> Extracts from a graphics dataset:

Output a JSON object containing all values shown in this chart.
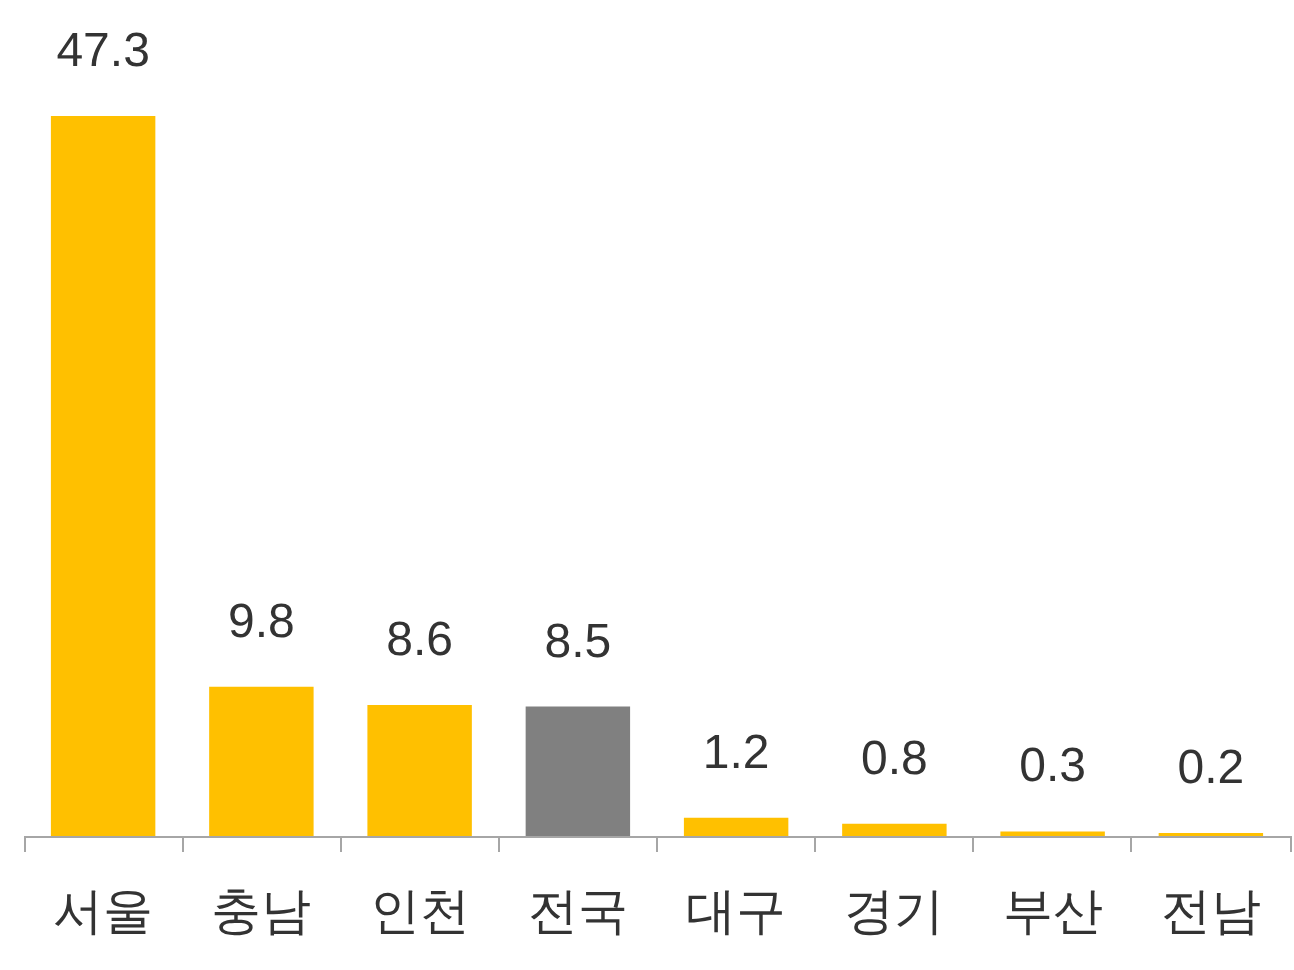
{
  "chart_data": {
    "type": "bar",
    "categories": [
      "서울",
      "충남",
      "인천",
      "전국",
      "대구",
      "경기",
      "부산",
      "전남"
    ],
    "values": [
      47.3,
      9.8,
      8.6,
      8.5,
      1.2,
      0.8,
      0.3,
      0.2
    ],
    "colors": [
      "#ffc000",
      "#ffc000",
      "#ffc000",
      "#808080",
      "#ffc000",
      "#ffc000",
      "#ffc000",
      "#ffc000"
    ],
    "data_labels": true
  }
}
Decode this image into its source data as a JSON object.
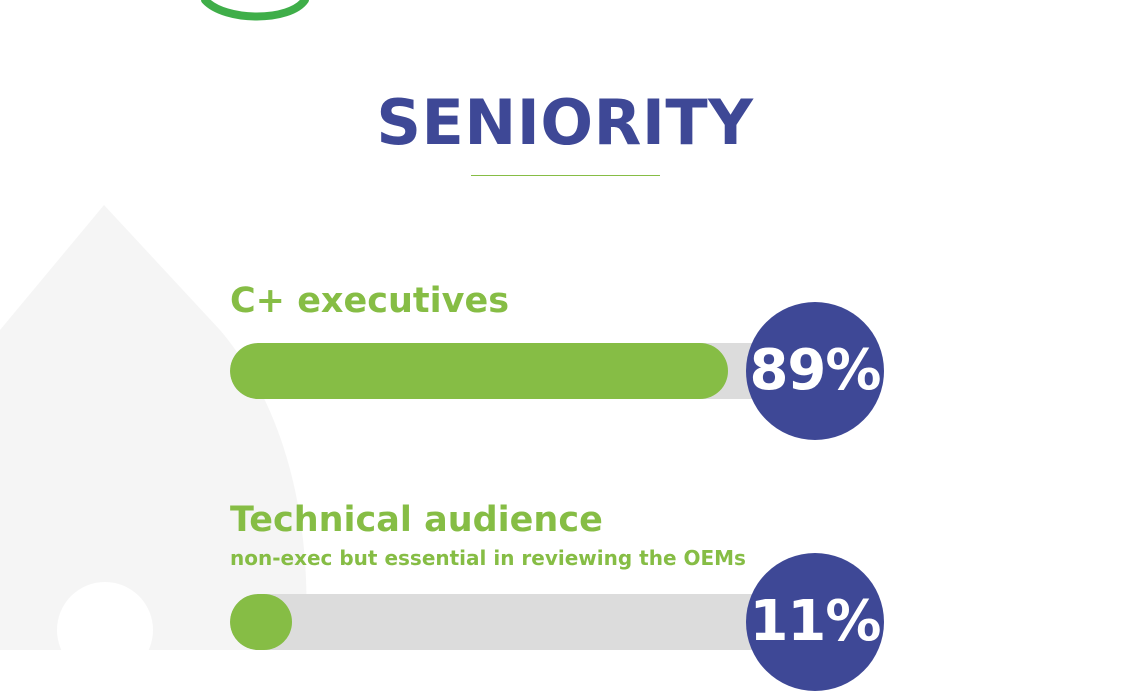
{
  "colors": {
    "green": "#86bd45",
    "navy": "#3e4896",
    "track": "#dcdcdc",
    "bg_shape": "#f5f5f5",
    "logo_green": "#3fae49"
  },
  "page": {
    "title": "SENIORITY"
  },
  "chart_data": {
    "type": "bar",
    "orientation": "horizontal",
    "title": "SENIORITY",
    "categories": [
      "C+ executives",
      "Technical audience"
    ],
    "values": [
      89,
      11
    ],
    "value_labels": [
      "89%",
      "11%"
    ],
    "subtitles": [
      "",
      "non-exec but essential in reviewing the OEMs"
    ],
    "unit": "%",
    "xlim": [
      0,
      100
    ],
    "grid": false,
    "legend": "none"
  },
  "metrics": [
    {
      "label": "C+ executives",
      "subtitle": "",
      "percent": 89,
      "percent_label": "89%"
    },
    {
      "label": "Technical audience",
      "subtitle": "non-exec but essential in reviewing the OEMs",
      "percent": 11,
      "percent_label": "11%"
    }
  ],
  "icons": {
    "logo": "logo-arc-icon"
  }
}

---

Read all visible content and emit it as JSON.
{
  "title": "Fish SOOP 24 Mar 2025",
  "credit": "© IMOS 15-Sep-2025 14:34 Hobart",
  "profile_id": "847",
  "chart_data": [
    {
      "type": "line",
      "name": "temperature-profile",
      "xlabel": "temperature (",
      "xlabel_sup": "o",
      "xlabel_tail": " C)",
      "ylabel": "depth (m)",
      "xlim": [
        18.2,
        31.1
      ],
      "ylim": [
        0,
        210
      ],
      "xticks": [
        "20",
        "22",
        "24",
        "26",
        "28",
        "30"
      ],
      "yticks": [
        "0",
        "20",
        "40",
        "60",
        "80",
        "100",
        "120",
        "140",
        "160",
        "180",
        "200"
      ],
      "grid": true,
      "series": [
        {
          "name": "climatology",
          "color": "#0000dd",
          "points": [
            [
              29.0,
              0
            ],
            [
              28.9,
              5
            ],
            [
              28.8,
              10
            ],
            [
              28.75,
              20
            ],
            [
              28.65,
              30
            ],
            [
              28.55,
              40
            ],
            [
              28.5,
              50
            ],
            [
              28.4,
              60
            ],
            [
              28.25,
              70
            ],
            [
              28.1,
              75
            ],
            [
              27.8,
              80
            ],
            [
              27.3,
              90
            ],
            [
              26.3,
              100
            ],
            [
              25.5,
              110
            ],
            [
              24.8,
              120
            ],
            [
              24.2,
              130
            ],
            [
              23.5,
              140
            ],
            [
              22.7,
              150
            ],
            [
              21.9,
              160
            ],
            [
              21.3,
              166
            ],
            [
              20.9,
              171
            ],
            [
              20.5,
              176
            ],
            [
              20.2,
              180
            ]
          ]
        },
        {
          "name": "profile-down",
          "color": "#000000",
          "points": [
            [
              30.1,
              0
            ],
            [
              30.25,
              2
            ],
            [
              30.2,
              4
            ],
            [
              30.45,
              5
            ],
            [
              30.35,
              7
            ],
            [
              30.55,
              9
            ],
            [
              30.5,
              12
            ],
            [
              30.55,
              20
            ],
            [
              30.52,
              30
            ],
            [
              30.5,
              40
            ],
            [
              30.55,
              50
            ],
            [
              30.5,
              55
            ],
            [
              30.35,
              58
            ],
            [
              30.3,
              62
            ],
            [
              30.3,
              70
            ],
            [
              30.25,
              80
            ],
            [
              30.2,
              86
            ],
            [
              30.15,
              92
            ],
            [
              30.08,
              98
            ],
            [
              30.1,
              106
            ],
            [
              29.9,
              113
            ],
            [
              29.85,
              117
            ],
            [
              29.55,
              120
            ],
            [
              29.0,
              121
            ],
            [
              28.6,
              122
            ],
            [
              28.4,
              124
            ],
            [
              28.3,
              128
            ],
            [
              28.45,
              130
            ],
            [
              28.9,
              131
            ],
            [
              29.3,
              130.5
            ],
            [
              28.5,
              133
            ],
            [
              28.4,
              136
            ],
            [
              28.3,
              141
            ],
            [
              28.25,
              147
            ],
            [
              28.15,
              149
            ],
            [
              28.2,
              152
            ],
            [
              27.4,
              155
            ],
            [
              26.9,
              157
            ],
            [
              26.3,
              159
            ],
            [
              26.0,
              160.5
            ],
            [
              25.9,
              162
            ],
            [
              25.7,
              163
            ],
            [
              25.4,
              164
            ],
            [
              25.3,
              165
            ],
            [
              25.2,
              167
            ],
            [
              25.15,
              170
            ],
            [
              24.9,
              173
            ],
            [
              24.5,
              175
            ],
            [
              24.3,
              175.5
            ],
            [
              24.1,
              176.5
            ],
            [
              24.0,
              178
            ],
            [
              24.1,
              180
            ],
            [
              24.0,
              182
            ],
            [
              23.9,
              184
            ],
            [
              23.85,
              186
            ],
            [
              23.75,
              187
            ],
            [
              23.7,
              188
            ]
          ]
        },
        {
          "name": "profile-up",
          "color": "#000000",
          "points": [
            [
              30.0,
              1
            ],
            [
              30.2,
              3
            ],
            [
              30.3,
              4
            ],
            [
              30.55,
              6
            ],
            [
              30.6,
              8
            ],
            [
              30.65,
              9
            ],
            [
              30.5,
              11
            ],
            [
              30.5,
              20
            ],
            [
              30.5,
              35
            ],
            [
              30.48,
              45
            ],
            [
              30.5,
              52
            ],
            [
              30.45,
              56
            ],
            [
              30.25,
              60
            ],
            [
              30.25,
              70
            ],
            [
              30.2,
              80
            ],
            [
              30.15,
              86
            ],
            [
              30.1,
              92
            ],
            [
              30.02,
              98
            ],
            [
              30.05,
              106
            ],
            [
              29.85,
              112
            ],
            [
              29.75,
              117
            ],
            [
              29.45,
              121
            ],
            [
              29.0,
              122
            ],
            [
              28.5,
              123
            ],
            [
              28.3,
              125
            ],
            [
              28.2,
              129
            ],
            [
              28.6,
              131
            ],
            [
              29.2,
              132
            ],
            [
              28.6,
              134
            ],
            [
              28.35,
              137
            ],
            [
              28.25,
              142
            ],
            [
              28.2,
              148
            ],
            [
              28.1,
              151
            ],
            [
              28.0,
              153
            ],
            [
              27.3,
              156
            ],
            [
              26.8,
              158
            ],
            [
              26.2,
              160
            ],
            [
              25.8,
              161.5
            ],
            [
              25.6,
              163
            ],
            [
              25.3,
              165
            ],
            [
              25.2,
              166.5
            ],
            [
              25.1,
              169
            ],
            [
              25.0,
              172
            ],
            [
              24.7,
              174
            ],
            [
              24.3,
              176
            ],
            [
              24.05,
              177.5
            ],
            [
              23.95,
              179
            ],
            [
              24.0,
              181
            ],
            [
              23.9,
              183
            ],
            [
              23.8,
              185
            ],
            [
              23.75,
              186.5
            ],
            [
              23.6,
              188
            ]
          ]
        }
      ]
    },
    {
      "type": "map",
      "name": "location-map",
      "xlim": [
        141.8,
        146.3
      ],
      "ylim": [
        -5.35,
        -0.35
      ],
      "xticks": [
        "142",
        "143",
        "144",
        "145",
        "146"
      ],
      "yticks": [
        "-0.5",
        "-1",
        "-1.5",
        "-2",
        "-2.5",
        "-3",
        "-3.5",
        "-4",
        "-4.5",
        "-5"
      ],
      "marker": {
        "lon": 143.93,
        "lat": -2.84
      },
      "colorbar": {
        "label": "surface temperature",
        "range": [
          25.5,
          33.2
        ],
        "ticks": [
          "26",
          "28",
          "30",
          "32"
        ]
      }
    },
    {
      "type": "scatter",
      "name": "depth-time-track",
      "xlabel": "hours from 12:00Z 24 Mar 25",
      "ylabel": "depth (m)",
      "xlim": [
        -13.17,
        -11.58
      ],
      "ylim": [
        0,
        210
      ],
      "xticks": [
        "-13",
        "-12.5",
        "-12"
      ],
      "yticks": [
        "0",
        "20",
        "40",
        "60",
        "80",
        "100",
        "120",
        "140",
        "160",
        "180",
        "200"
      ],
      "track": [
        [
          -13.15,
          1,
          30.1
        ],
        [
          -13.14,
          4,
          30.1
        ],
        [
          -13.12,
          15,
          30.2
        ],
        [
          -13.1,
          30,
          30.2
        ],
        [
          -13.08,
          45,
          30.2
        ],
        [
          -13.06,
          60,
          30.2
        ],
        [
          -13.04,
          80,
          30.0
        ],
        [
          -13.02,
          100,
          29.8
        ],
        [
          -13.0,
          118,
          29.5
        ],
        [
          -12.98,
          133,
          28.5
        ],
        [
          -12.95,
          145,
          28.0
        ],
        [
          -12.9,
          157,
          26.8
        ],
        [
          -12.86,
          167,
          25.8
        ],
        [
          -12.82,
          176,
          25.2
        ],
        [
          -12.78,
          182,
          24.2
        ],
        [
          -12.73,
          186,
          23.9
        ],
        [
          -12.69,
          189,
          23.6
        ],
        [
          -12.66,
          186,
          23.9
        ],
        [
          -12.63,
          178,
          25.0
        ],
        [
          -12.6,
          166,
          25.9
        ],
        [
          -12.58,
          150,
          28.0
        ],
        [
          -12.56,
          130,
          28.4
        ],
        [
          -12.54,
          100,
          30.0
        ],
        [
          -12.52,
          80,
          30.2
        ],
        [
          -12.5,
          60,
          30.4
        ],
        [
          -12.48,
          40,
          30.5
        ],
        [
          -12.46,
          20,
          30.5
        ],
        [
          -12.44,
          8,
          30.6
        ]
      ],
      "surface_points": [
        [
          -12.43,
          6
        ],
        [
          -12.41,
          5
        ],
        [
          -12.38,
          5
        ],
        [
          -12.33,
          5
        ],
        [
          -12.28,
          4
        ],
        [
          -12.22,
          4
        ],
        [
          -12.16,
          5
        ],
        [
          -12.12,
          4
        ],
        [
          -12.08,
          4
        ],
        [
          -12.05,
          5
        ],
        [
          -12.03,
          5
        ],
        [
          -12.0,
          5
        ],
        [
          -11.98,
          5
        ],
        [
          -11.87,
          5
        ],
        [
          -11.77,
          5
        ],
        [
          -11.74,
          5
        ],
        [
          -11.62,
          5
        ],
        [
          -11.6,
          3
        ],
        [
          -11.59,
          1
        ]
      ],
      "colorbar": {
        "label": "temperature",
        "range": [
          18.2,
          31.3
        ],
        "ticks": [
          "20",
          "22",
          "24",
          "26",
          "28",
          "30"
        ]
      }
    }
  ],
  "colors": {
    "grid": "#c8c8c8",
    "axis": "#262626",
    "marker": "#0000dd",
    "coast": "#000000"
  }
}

> Aim:
In the listing above, locate each line with "name" and copy it.

> Correct result:
      "name": "temperature-profile",
          "name": "climatology",
          "name": "profile-down",
          "name": "profile-up",
      "name": "location-map",
      "name": "depth-time-track",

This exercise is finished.